# SHORT TASK:
Restate each line of the listing exactly, without carrying over any pictures.

--- BEGIN ---

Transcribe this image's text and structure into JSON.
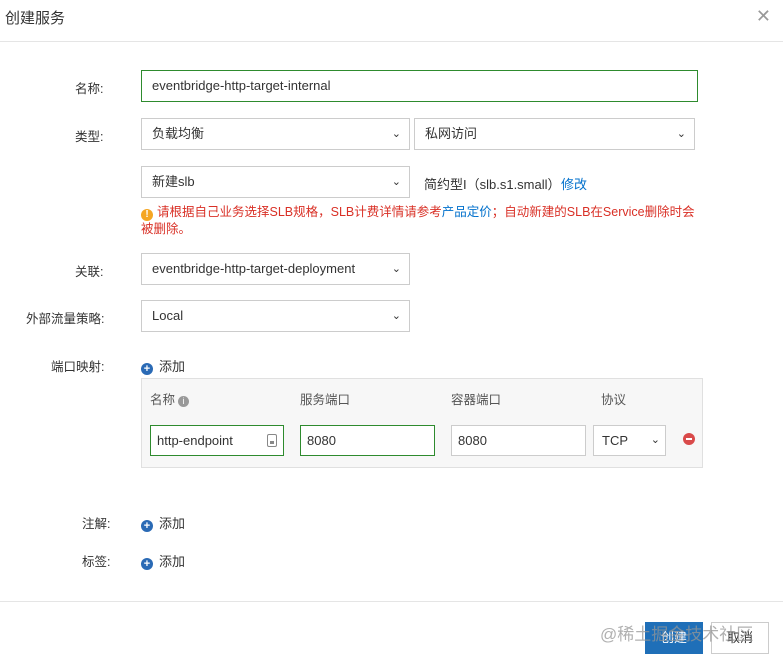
{
  "dialog": {
    "title": "创建服务",
    "close_icon": "close-icon"
  },
  "form": {
    "name": {
      "label": "名称:",
      "value": "eventbridge-http-target-internal"
    },
    "type": {
      "label": "类型:",
      "select1": "负载均衡",
      "select2": "私网访问",
      "slb_select": "新建slb",
      "slb_spec": "简约型I（slb.s1.small）",
      "modify_link": "修改",
      "warning_part1": "请根据自己业务选择SLB规格，SLB计费详情请参考",
      "warning_link": "产品定价",
      "warning_part2": "；自动新建的SLB在Service删除时会被删除。"
    },
    "association": {
      "label": "关联:",
      "value": "eventbridge-http-target-deployment"
    },
    "external_policy": {
      "label": "外部流量策略:",
      "value": "Local"
    },
    "port_mapping": {
      "label": "端口映射:",
      "add_label": "添加",
      "headers": {
        "name": "名称",
        "service_port": "服务端口",
        "container_port": "容器端口",
        "protocol": "协议"
      },
      "rows": [
        {
          "name": "http-endpoint",
          "service_port": "8080",
          "container_port": "8080",
          "protocol": "TCP"
        }
      ]
    },
    "annotations": {
      "label": "注解:",
      "add_label": "添加"
    },
    "labels": {
      "label": "标签:",
      "add_label": "添加"
    }
  },
  "footer": {
    "create_label": "创建",
    "cancel_label": "取消",
    "watermark": "@稀土掘金技术社区"
  },
  "colors": {
    "primary": "#1f6fb8",
    "link": "#0070cc",
    "warning": "#d93026",
    "focus_border": "#2e8b2e"
  }
}
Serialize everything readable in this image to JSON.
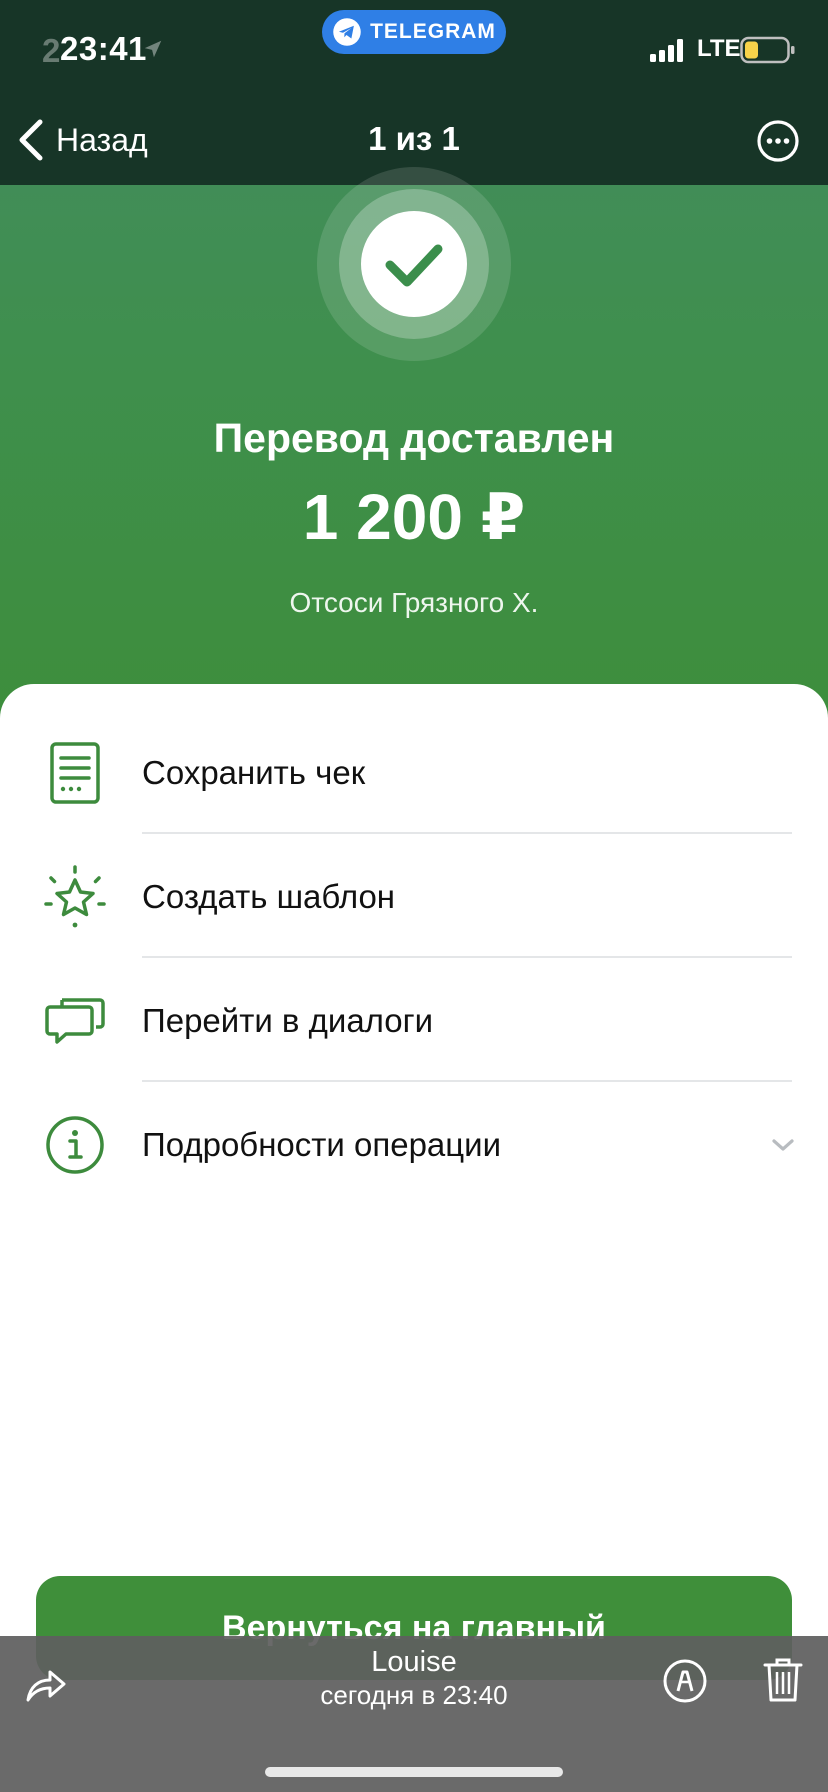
{
  "status_bar": {
    "time": "23:41",
    "time_ghost": "2",
    "telegram_label": "TELEGRAM",
    "network": "LTE",
    "icons": [
      "location-arrow-icon",
      "telegram-plane-icon",
      "cellular-signal-icon",
      "battery-low-icon"
    ]
  },
  "nav": {
    "back_label": "Назад",
    "title": "1 из 1",
    "more_icon": "ellipsis-circle-icon"
  },
  "hero": {
    "status_icon": "checkmark-circle-icon",
    "title": "Перевод доставлен",
    "amount": "1 200 ₽",
    "recipient": "Отсоси Грязного Х."
  },
  "actions": [
    {
      "label": "Сохранить чек",
      "icon": "receipt-icon"
    },
    {
      "label": "Создать шаблон",
      "icon": "star-sparkle-icon"
    },
    {
      "label": "Перейти в диалоги",
      "icon": "chat-bubbles-icon"
    },
    {
      "label": "Подробности операции",
      "icon": "info-circle-icon",
      "trailing_icon": "chevron-down-icon"
    }
  ],
  "primary_button": {
    "label": "Вернуться на главный"
  },
  "viewer": {
    "name": "Louise",
    "date": "сегодня в 23:40",
    "icons": [
      "share-icon",
      "markup-icon",
      "trash-icon"
    ]
  },
  "colors": {
    "top_bar": "#173527",
    "brand_green": "#3f8f3a",
    "hero_green": "#448b62",
    "telegram_blue": "#2f7fe6",
    "viewer_bar": "#5f5f5f"
  }
}
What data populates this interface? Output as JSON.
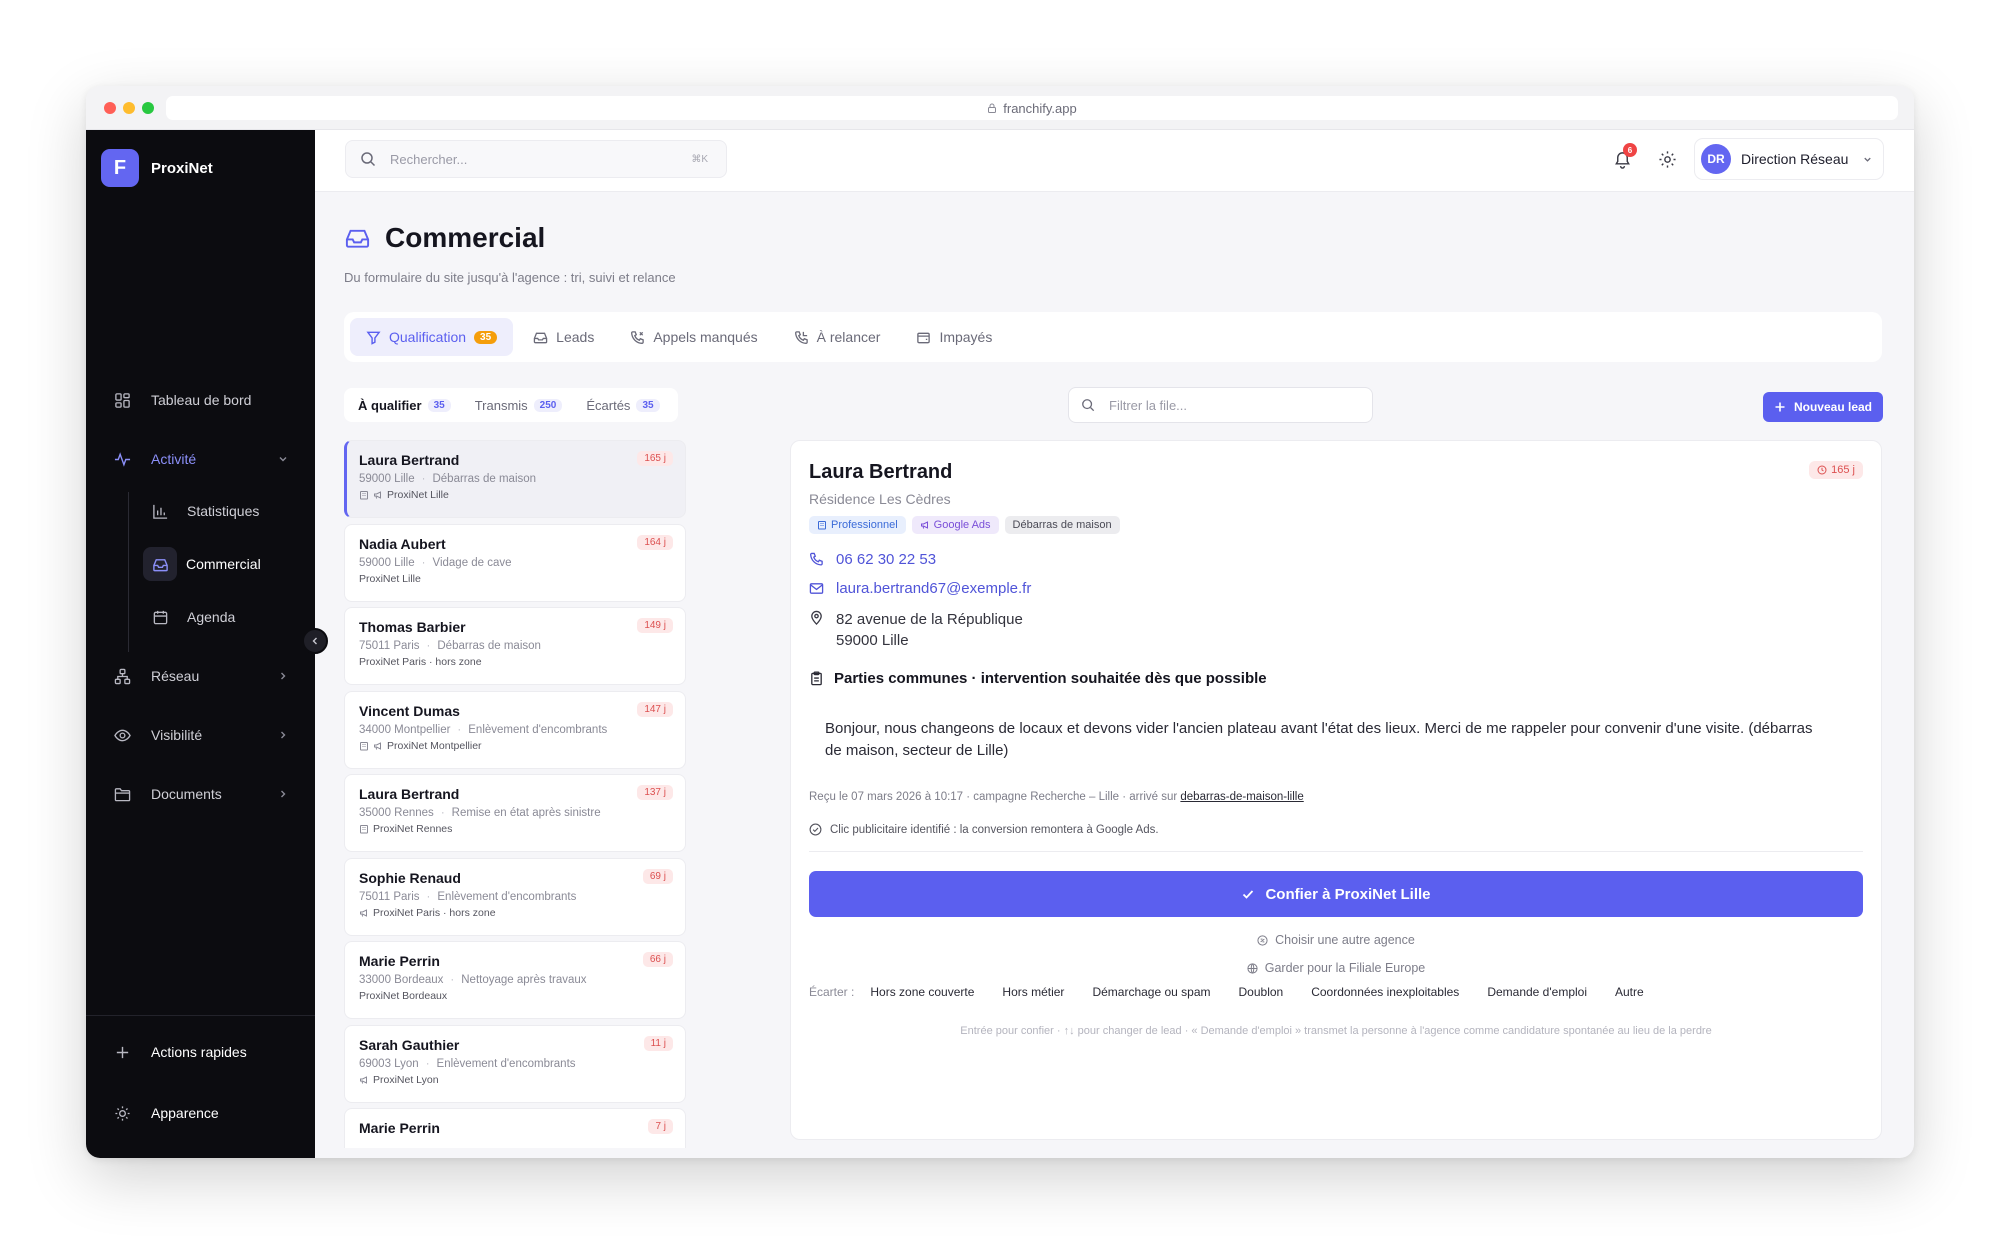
{
  "browser": {
    "url": "franchify.app"
  },
  "brand": {
    "logo_letter": "F",
    "name": "ProxiNet",
    "accent": "#6366f1"
  },
  "sidebar": {
    "items": [
      {
        "label": "Tableau de bord",
        "icon": "dashboard-icon"
      },
      {
        "label": "Activité",
        "icon": "activity-icon"
      },
      {
        "label": "Réseau",
        "icon": "network-icon"
      },
      {
        "label": "Visibilité",
        "icon": "eye-icon"
      },
      {
        "label": "Documents",
        "icon": "folder-icon"
      }
    ],
    "sub_items": [
      {
        "label": "Statistiques",
        "icon": "bar-chart-icon"
      },
      {
        "label": "Commercial",
        "icon": "inbox-icon"
      },
      {
        "label": "Agenda",
        "icon": "calendar-icon"
      }
    ],
    "quick_actions": "Actions rapides",
    "appearance": "Apparence"
  },
  "topbar": {
    "search_placeholder": "Rechercher...",
    "shortcut": "⌘K",
    "notifications_count": "6",
    "user_initials": "DR",
    "user_name": "Direction Réseau"
  },
  "page": {
    "title": "Commercial",
    "subtitle": "Du formulaire du site jusqu'à l'agence : tri, suivi et relance"
  },
  "tabs": [
    {
      "label": "Qualification",
      "badge": "35",
      "active": true
    },
    {
      "label": "Leads"
    },
    {
      "label": "Appels manqués"
    },
    {
      "label": "À relancer"
    },
    {
      "label": "Impayés"
    }
  ],
  "subtabs": [
    {
      "label": "À qualifier",
      "count": "35"
    },
    {
      "label": "Transmis",
      "count": "250"
    },
    {
      "label": "Écartés",
      "count": "35"
    }
  ],
  "filter_placeholder": "Filtrer la file...",
  "new_lead_label": "Nouveau lead",
  "leads": [
    {
      "name": "Laura Bertrand",
      "city": "59000 Lille",
      "service": "Débarras de maison",
      "agency": "ProxiNet Lille",
      "age": "165 j"
    },
    {
      "name": "Nadia Aubert",
      "city": "59000 Lille",
      "service": "Vidage de cave",
      "agency": "ProxiNet Lille",
      "age": "164 j"
    },
    {
      "name": "Thomas Barbier",
      "city": "75011 Paris",
      "service": "Débarras de maison",
      "agency": "ProxiNet Paris · hors zone",
      "age": "149 j"
    },
    {
      "name": "Vincent Dumas",
      "city": "34000 Montpellier",
      "service": "Enlèvement d'encombrants",
      "agency": "ProxiNet Montpellier",
      "age": "147 j"
    },
    {
      "name": "Laura Bertrand",
      "city": "35000 Rennes",
      "service": "Remise en état après sinistre",
      "agency": "ProxiNet Rennes",
      "age": "137 j"
    },
    {
      "name": "Sophie Renaud",
      "city": "75011 Paris",
      "service": "Enlèvement d'encombrants",
      "agency": "ProxiNet Paris · hors zone",
      "age": "69 j"
    },
    {
      "name": "Marie Perrin",
      "city": "33000 Bordeaux",
      "service": "Nettoyage après travaux",
      "agency": "ProxiNet Bordeaux",
      "age": "66 j"
    },
    {
      "name": "Sarah Gauthier",
      "city": "69003 Lyon",
      "service": "Enlèvement d'encombrants",
      "agency": "ProxiNet Lyon",
      "age": "11 j"
    },
    {
      "name": "Marie Perrin",
      "city": "",
      "service": "",
      "agency": "",
      "age": "7 j"
    }
  ],
  "detail": {
    "name": "Laura Bertrand",
    "residence": "Résidence Les Cèdres",
    "age": "165 j",
    "tags": [
      "Professionnel",
      "Google Ads",
      "Débarras de maison"
    ],
    "phone": "06 62 30 22 53",
    "email": "laura.bertrand67@exemple.fr",
    "address_line1": "82 avenue de la République",
    "address_line2": "59000 Lille",
    "subject": "Parties communes · intervention souhaitée dès que possible",
    "message": "Bonjour, nous changeons de locaux et devons vider l'ancien plateau avant l'état des lieux. Merci de me rappeler pour convenir d'une visite. (débarras de maison, secteur de Lille)",
    "received_prefix": "Reçu le 07 mars 2026 à 10:17 · campagne Recherche – Lille · arrivé sur ",
    "received_page": "debarras-de-maison-lille",
    "conversion_note": "Clic publicitaire identifié : la conversion remontera à Google Ads.",
    "confirm_label": "Confier à ProxiNet Lille",
    "alt_agency": "Choisir une autre agence",
    "keep_europe": "Garder pour la Filiale Europe",
    "discard_label": "Écarter :",
    "discard_reasons": [
      "Hors zone couverte",
      "Hors métier",
      "Démarchage ou spam",
      "Doublon",
      "Coordonnées inexploitables",
      "Demande d'emploi",
      "Autre"
    ],
    "hint": "Entrée pour confier · ↑↓ pour changer de lead · « Demande d'emploi » transmet la personne à l'agence comme candidature spontanée au lieu de la perdre"
  }
}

--- END ---

# FINAL RESULT:
Transcribe this image's text and structure into JSON.
{
  "dialog": {
    "title": "创建服务",
    "close_icon": "close-icon"
  },
  "form": {
    "name": {
      "label": "名称:",
      "value": "eventbridge-http-target-internal"
    },
    "type": {
      "label": "类型:",
      "select1": "负载均衡",
      "select2": "私网访问",
      "slb_select": "新建slb",
      "slb_spec": "简约型I（slb.s1.small）",
      "modify_link": "修改",
      "warning_part1": "请根据自己业务选择SLB规格，SLB计费详情请参考",
      "warning_link": "产品定价",
      "warning_part2": "；自动新建的SLB在Service删除时会被删除。"
    },
    "association": {
      "label": "关联:",
      "value": "eventbridge-http-target-deployment"
    },
    "external_policy": {
      "label": "外部流量策略:",
      "value": "Local"
    },
    "port_mapping": {
      "label": "端口映射:",
      "add_label": "添加",
      "headers": {
        "name": "名称",
        "service_port": "服务端口",
        "container_port": "容器端口",
        "protocol": "协议"
      },
      "rows": [
        {
          "name": "http-endpoint",
          "service_port": "8080",
          "container_port": "8080",
          "protocol": "TCP"
        }
      ]
    },
    "annotations": {
      "label": "注解:",
      "add_label": "添加"
    },
    "labels": {
      "label": "标签:",
      "add_label": "添加"
    }
  },
  "footer": {
    "create_label": "创建",
    "cancel_label": "取消",
    "watermark": "@稀土掘金技术社区"
  },
  "colors": {
    "primary": "#1f6fb8",
    "link": "#0070cc",
    "warning": "#d93026",
    "focus_border": "#2e8b2e"
  }
}
Serialize everything readable in this image to JSON.
{
  "status_bar": {
    "time": "23:41",
    "time_ghost": "2",
    "telegram_label": "TELEGRAM",
    "network": "LTE",
    "icons": [
      "location-arrow-icon",
      "telegram-plane-icon",
      "cellular-signal-icon",
      "battery-low-icon"
    ]
  },
  "nav": {
    "back_label": "Назад",
    "title": "1 из 1",
    "more_icon": "ellipsis-circle-icon"
  },
  "hero": {
    "status_icon": "checkmark-circle-icon",
    "title": "Перевод доставлен",
    "amount": "1 200 ₽",
    "recipient": "Отсоси Грязного Х."
  },
  "actions": [
    {
      "label": "Сохранить чек",
      "icon": "receipt-icon"
    },
    {
      "label": "Создать шаблон",
      "icon": "star-sparkle-icon"
    },
    {
      "label": "Перейти в диалоги",
      "icon": "chat-bubbles-icon"
    },
    {
      "label": "Подробности операции",
      "icon": "info-circle-icon",
      "trailing_icon": "chevron-down-icon"
    }
  ],
  "primary_button": {
    "label": "Вернуться на главный"
  },
  "viewer": {
    "name": "Louise",
    "date": "сегодня в 23:40",
    "icons": [
      "share-icon",
      "markup-icon",
      "trash-icon"
    ]
  },
  "colors": {
    "top_bar": "#173527",
    "brand_green": "#3f8f3a",
    "hero_green": "#448b62",
    "telegram_blue": "#2f7fe6",
    "viewer_bar": "#5f5f5f"
  }
}
What data populates this interface? Output as JSON.
{
  "browser": {
    "url": "franchify.app"
  },
  "brand": {
    "logo_letter": "F",
    "name": "ProxiNet",
    "accent": "#6366f1"
  },
  "sidebar": {
    "items": [
      {
        "label": "Tableau de bord",
        "icon": "dashboard-icon"
      },
      {
        "label": "Activité",
        "icon": "activity-icon"
      },
      {
        "label": "Réseau",
        "icon": "network-icon"
      },
      {
        "label": "Visibilité",
        "icon": "eye-icon"
      },
      {
        "label": "Documents",
        "icon": "folder-icon"
      }
    ],
    "sub_items": [
      {
        "label": "Statistiques",
        "icon": "bar-chart-icon"
      },
      {
        "label": "Commercial",
        "icon": "inbox-icon"
      },
      {
        "label": "Agenda",
        "icon": "calendar-icon"
      }
    ],
    "quick_actions": "Actions rapides",
    "appearance": "Apparence"
  },
  "topbar": {
    "search_placeholder": "Rechercher...",
    "shortcut": "⌘K",
    "notifications_count": "6",
    "user_initials": "DR",
    "user_name": "Direction Réseau"
  },
  "page": {
    "title": "Commercial",
    "subtitle": "Du formulaire du site jusqu'à l'agence : tri, suivi et relance"
  },
  "tabs": [
    {
      "label": "Qualification",
      "badge": "35",
      "active": true
    },
    {
      "label": "Leads"
    },
    {
      "label": "Appels manqués"
    },
    {
      "label": "À relancer"
    },
    {
      "label": "Impayés"
    }
  ],
  "subtabs": [
    {
      "label": "À qualifier",
      "count": "35"
    },
    {
      "label": "Transmis",
      "count": "250"
    },
    {
      "label": "Écartés",
      "count": "35"
    }
  ],
  "filter_placeholder": "Filtrer la file...",
  "new_lead_label": "Nouveau lead",
  "leads": [
    {
      "name": "Laura Bertrand",
      "city": "59000 Lille",
      "service": "Débarras de maison",
      "agency": "ProxiNet Lille",
      "age": "165 j"
    },
    {
      "name": "Nadia Aubert",
      "city": "59000 Lille",
      "service": "Vidage de cave",
      "agency": "ProxiNet Lille",
      "age": "164 j"
    },
    {
      "name": "Thomas Barbier",
      "city": "75011 Paris",
      "service": "Débarras de maison",
      "agency": "ProxiNet Paris · hors zone",
      "age": "149 j"
    },
    {
      "name": "Vincent Dumas",
      "city": "34000 Montpellier",
      "service": "Enlèvement d'encombrants",
      "agency": "ProxiNet Montpellier",
      "age": "147 j"
    },
    {
      "name": "Laura Bertrand",
      "city": "35000 Rennes",
      "service": "Remise en état après sinistre",
      "agency": "ProxiNet Rennes",
      "age": "137 j"
    },
    {
      "name": "Sophie Renaud",
      "city": "75011 Paris",
      "service": "Enlèvement d'encombrants",
      "agency": "ProxiNet Paris · hors zone",
      "age": "69 j"
    },
    {
      "name": "Marie Perrin",
      "city": "33000 Bordeaux",
      "service": "Nettoyage après travaux",
      "agency": "ProxiNet Bordeaux",
      "age": "66 j"
    },
    {
      "name": "Sarah Gauthier",
      "city": "69003 Lyon",
      "service": "Enlèvement d'encombrants",
      "agency": "ProxiNet Lyon",
      "age": "11 j"
    },
    {
      "name": "Marie Perrin",
      "city": "",
      "service": "",
      "agency": "",
      "age": "7 j"
    }
  ],
  "detail": {
    "name": "Laura Bertrand",
    "residence": "Résidence Les Cèdres",
    "age": "165 j",
    "tags": [
      "Professionnel",
      "Google Ads",
      "Débarras de maison"
    ],
    "phone": "06 62 30 22 53",
    "email": "laura.bertrand67@exemple.fr",
    "address_line1": "82 avenue de la République",
    "address_line2": "59000 Lille",
    "subject": "Parties communes · intervention souhaitée dès que possible",
    "message": "Bonjour, nous changeons de locaux et devons vider l'ancien plateau avant l'état des lieux. Merci de me rappeler pour convenir d'une visite. (débarras de maison, secteur de Lille)",
    "received_prefix": "Reçu le 07 mars 2026 à 10:17 · campagne Recherche – Lille · arrivé sur ",
    "received_page": "debarras-de-maison-lille",
    "conversion_note": "Clic publicitaire identifié : la conversion remontera à Google Ads.",
    "confirm_label": "Confier à ProxiNet Lille",
    "alt_agency": "Choisir une autre agence",
    "keep_europe": "Garder pour la Filiale Europe",
    "discard_label": "Écarter :",
    "discard_reasons": [
      "Hors zone couverte",
      "Hors métier",
      "Démarchage ou spam",
      "Doublon",
      "Coordonnées inexploitables",
      "Demande d'emploi",
      "Autre"
    ],
    "hint": "Entrée pour confier · ↑↓ pour changer de lead · « Demande d'emploi » transmet la personne à l'agence comme candidature spontanée au lieu de la perdre"
  }
}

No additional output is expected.